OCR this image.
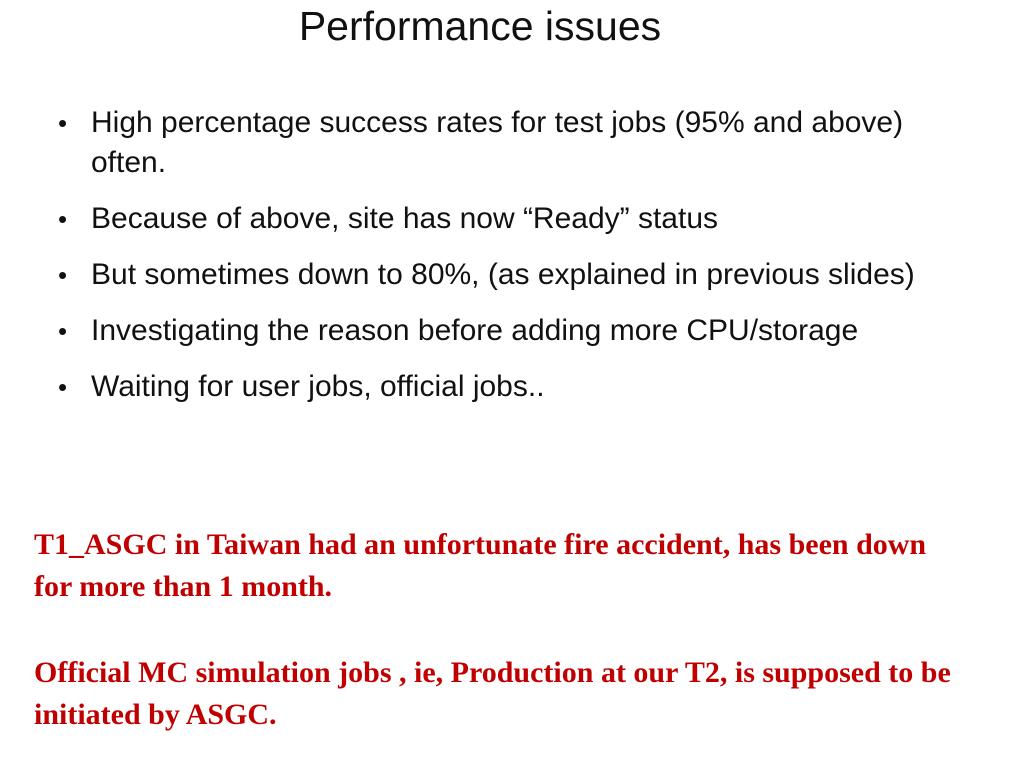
Performance issues
• High percentage success rates for test jobs (95% and above) often.
• Because of above, site has now “Ready” status
• But sometimes down to 80%, (as explained in previous slides)
• Investigating the reason before adding more CPU/storage
• Waiting for user jobs, official jobs..
T1_ASGC in Taiwan had an unfortunate fire accident, has been down for more than 1 month.
Official MC simulation jobs , ie, Production at our T2, is supposed to be initiated by ASGC.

- WHAT TO DO
Transcribe every line from the records above without alteration, and leave out the images.

- RESULT BELOW
OCR this image.
Performance issues
• High percentage success rates for test jobs (95% and above) often.
• Because of above, site has now “Ready” status
• But sometimes down to 80%, (as explained in previous slides)
• Investigating the reason before adding more CPU/storage
• Waiting for user jobs, official jobs..
T1_ASGC in Taiwan had an unfortunate fire accident, has been down for more than 1 month.
Official MC simulation jobs , ie, Production at our T2, is supposed to be initiated by ASGC.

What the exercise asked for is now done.